* **Exercise task**: Return the records exactly as they are.

━━━━━━━━

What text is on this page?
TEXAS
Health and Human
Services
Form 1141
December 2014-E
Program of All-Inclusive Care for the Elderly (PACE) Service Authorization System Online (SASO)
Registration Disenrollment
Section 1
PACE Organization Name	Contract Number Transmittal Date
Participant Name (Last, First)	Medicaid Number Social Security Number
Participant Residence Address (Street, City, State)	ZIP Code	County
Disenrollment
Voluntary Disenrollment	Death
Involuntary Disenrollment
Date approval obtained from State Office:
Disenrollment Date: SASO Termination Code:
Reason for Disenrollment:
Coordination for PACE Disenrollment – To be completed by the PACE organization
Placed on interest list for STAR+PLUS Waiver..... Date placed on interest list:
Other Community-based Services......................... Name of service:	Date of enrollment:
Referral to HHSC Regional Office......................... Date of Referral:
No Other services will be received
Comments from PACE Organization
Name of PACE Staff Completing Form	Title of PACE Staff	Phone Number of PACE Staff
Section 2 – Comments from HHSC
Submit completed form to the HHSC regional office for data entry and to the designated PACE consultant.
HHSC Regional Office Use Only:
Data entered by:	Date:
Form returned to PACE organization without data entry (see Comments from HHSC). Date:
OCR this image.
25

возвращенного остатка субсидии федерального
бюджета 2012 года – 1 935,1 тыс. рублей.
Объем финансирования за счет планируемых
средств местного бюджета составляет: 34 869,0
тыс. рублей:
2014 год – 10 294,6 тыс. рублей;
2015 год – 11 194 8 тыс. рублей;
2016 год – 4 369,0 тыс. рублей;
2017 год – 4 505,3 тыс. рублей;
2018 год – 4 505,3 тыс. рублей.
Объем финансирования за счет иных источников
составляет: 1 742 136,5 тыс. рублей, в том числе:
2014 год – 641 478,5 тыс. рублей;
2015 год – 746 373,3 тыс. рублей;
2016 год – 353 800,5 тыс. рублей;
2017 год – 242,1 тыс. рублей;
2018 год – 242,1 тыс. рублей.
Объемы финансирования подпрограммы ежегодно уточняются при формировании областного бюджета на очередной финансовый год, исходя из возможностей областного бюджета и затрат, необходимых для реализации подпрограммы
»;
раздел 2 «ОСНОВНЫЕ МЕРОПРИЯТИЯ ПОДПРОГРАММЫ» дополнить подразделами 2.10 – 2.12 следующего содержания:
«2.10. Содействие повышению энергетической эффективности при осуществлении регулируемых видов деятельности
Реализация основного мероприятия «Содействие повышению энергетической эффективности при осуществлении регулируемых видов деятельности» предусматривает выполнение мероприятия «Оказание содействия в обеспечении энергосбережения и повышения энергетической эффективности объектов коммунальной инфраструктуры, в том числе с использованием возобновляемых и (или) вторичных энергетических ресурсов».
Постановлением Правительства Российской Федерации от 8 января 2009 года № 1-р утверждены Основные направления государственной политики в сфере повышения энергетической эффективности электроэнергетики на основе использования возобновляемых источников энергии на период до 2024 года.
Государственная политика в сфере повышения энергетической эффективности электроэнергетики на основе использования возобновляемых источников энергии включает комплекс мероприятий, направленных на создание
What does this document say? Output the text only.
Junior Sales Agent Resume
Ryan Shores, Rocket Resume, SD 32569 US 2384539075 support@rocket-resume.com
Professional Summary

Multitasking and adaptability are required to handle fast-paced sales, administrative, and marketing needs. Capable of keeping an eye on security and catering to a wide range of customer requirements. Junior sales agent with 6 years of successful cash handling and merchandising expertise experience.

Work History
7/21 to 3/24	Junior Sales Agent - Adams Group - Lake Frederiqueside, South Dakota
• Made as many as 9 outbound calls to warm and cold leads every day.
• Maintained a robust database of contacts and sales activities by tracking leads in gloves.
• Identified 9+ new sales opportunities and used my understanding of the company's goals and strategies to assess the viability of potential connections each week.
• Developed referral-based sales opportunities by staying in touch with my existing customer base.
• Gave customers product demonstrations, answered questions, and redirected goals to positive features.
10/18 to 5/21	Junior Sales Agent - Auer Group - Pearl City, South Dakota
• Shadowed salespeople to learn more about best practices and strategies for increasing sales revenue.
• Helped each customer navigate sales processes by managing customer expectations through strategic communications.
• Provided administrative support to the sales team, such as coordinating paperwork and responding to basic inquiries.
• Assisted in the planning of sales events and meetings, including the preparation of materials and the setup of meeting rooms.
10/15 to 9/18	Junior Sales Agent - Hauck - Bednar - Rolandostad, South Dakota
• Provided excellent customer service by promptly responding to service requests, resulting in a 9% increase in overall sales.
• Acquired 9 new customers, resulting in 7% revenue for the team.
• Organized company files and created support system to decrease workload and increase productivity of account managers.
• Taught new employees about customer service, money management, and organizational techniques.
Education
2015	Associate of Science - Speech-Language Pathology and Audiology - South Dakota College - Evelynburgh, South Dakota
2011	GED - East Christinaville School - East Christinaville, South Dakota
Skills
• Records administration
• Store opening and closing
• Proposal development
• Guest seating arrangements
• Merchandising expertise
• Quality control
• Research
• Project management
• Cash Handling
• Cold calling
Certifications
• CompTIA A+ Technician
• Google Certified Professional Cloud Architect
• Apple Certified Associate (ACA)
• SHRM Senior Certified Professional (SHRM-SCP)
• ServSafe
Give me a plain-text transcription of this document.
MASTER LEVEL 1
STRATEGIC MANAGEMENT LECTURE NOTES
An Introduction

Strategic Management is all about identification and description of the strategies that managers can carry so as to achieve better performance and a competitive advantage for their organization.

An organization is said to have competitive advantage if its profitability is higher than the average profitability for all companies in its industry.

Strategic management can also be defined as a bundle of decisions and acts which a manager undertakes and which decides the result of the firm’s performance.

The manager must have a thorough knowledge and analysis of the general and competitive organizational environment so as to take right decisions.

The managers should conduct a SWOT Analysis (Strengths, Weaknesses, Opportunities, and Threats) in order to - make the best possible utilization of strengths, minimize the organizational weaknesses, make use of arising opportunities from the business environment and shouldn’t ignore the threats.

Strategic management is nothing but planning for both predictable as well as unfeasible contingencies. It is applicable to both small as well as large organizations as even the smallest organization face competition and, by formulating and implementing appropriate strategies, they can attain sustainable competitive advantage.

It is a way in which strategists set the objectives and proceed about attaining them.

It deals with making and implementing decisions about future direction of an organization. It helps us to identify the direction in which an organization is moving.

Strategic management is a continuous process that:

━━━━━━━━

* **Result of this task**:
What text is on this page?
TEXAS
Health and Human
Services
Form 1141
December 2014-E
Program of All-Inclusive Care for the Elderly (PACE) Service Authorization System Online (SASO)
Registration Disenrollment
Section 1
PACE Organization Name	Contract Number Transmittal Date
Participant Name (Last, First)	Medicaid Number Social Security Number
Participant Residence Address (Street, City, State)	ZIP Code	County
Disenrollment
Voluntary Disenrollment	Death
Involuntary Disenrollment
Date approval obtained from State Office:
Disenrollment Date: SASO Termination Code:
Reason for Disenrollment:
Coordination for PACE Disenrollment – To be completed by the PACE organization
Placed on interest list for STAR+PLUS Waiver..... Date placed on interest list:
Other Community-based Services......................... Name of service:	Date of enrollment:
Referral to HHSC Regional Office......................... Date of Referral:
No Other services will be received
Comments from PACE Organization
Name of PACE Staff Completing Form	Title of PACE Staff	Phone Number of PACE Staff
Section 2 – Comments from HHSC
Submit completed form to the HHSC regional office for data entry and to the designated PACE consultant.
HHSC Regional Office Use Only:
Data entered by:	Date:
Form returned to PACE organization without data entry (see Comments from HHSC). Date:
OCR this image.
25

возвращенного остатка субсидии федерального
бюджета 2012 года – 1 935,1 тыс. рублей.
Объем финансирования за счет планируемых
средств местного бюджета составляет: 34 869,0
тыс. рублей:
2014 год – 10 294,6 тыс. рублей;
2015 год – 11 194 8 тыс. рублей;
2016 год – 4 369,0 тыс. рублей;
2017 год – 4 505,3 тыс. рублей;
2018 год – 4 505,3 тыс. рублей.
Объем финансирования за счет иных источников
составляет: 1 742 136,5 тыс. рублей, в том числе:
2014 год – 641 478,5 тыс. рублей;
2015 год – 746 373,3 тыс. рублей;
2016 год – 353 800,5 тыс. рублей;
2017 год – 242,1 тыс. рублей;
2018 год – 242,1 тыс. рублей.
Объемы финансирования подпрограммы ежегодно уточняются при формировании областного бюджета на очередной финансовый год, исходя из возможностей областного бюджета и затрат, необходимых для реализации подпрограммы
»;
раздел 2 «ОСНОВНЫЕ МЕРОПРИЯТИЯ ПОДПРОГРАММЫ» дополнить подразделами 2.10 – 2.12 следующего содержания:
«2.10. Содействие повышению энергетической эффективности при осуществлении регулируемых видов деятельности
Реализация основного мероприятия «Содействие повышению энергетической эффективности при осуществлении регулируемых видов деятельности» предусматривает выполнение мероприятия «Оказание содействия в обеспечении энергосбережения и повышения энергетической эффективности объектов коммунальной инфраструктуры, в том числе с использованием возобновляемых и (или) вторичных энергетических ресурсов».
Постановлением Правительства Российской Федерации от 8 января 2009 года № 1-р утверждены Основные направления государственной политики в сфере повышения энергетической эффективности электроэнергетики на основе использования возобновляемых источников энергии на период до 2024 года.
Государственная политика в сфере повышения энергетической эффективности электроэнергетики на основе использования возобновляемых источников энергии включает комплекс мероприятий, направленных на создание
What does this document say? Output the text only.
Junior Sales Agent Resume
Ryan Shores, Rocket Resume, SD 32569 US 2384539075 support@rocket-resume.com
Professional Summary

Multitasking and adaptability are required to handle fast-paced sales, administrative, and marketing needs. Capable of keeping an eye on security and catering to a wide range of customer requirements. Junior sales agent with 6 years of successful cash handling and merchandising expertise experience.

Work History
7/21 to 3/24	Junior Sales Agent - Adams Group - Lake Frederiqueside, South Dakota
• Made as many as 9 outbound calls to warm and cold leads every day.
• Maintained a robust database of contacts and sales activities by tracking leads in gloves.
• Identified 9+ new sales opportunities and used my understanding of the company's goals and strategies to assess the viability of potential connections each week.
• Developed referral-based sales opportunities by staying in touch with my existing customer base.
• Gave customers product demonstrations, answered questions, and redirected goals to positive features.
10/18 to 5/21	Junior Sales Agent - Auer Group - Pearl City, South Dakota
• Shadowed salespeople to learn more about best practices and strategies for increasing sales revenue.
• Helped each customer navigate sales processes by managing customer expectations through strategic communications.
• Provided administrative support to the sales team, such as coordinating paperwork and responding to basic inquiries.
• Assisted in the planning of sales events and meetings, including the preparation of materials and the setup of meeting rooms.
10/15 to 9/18	Junior Sales Agent - Hauck - Bednar - Rolandostad, South Dakota
• Provided excellent customer service by promptly responding to service requests, resulting in a 9% increase in overall sales.
• Acquired 9 new customers, resulting in 7% revenue for the team.
• Organized company files and created support system to decrease workload and increase productivity of account managers.
• Taught new employees about customer service, money management, and organizational techniques.
Education
2015	Associate of Science - Speech-Language Pathology and Audiology - South Dakota College - Evelynburgh, South Dakota
2011	GED - East Christinaville School - East Christinaville, South Dakota
Skills
• Records administration
• Store opening and closing
• Proposal development
• Guest seating arrangements
• Merchandising expertise
• Quality control
• Research
• Project management
• Cash Handling
• Cold calling
Certifications
• CompTIA A+ Technician
• Google Certified Professional Cloud Architect
• Apple Certified Associate (ACA)
• SHRM Senior Certified Professional (SHRM-SCP)
• ServSafe
Give me a plain-text transcription of this document.
MASTER LEVEL 1
STRATEGIC MANAGEMENT LECTURE NOTES
An Introduction

Strategic Management is all about identification and description of the strategies that managers can carry so as to achieve better performance and a competitive advantage for their organization.

An organization is said to have competitive advantage if its profitability is higher than the average profitability for all companies in its industry.

Strategic management can also be defined as a bundle of decisions and acts which a manager undertakes and which decides the result of the firm’s performance.

The manager must have a thorough knowledge and analysis of the general and competitive organizational environment so as to take right decisions.

The managers should conduct a SWOT Analysis (Strengths, Weaknesses, Opportunities, and Threats) in order to - make the best possible utilization of strengths, minimize the organizational weaknesses, make use of arising opportunities from the business environment and shouldn’t ignore the threats.

Strategic management is nothing but planning for both predictable as well as unfeasible contingencies. It is applicable to both small as well as large organizations as even the smallest organization face competition and, by formulating and implementing appropriate strategies, they can attain sustainable competitive advantage.

It is a way in which strategists set the objectives and proceed about attaining them.

It deals with making and implementing decisions about future direction of an organization. It helps us to identify the direction in which an organization is moving.

Strategic management is a continuous process that:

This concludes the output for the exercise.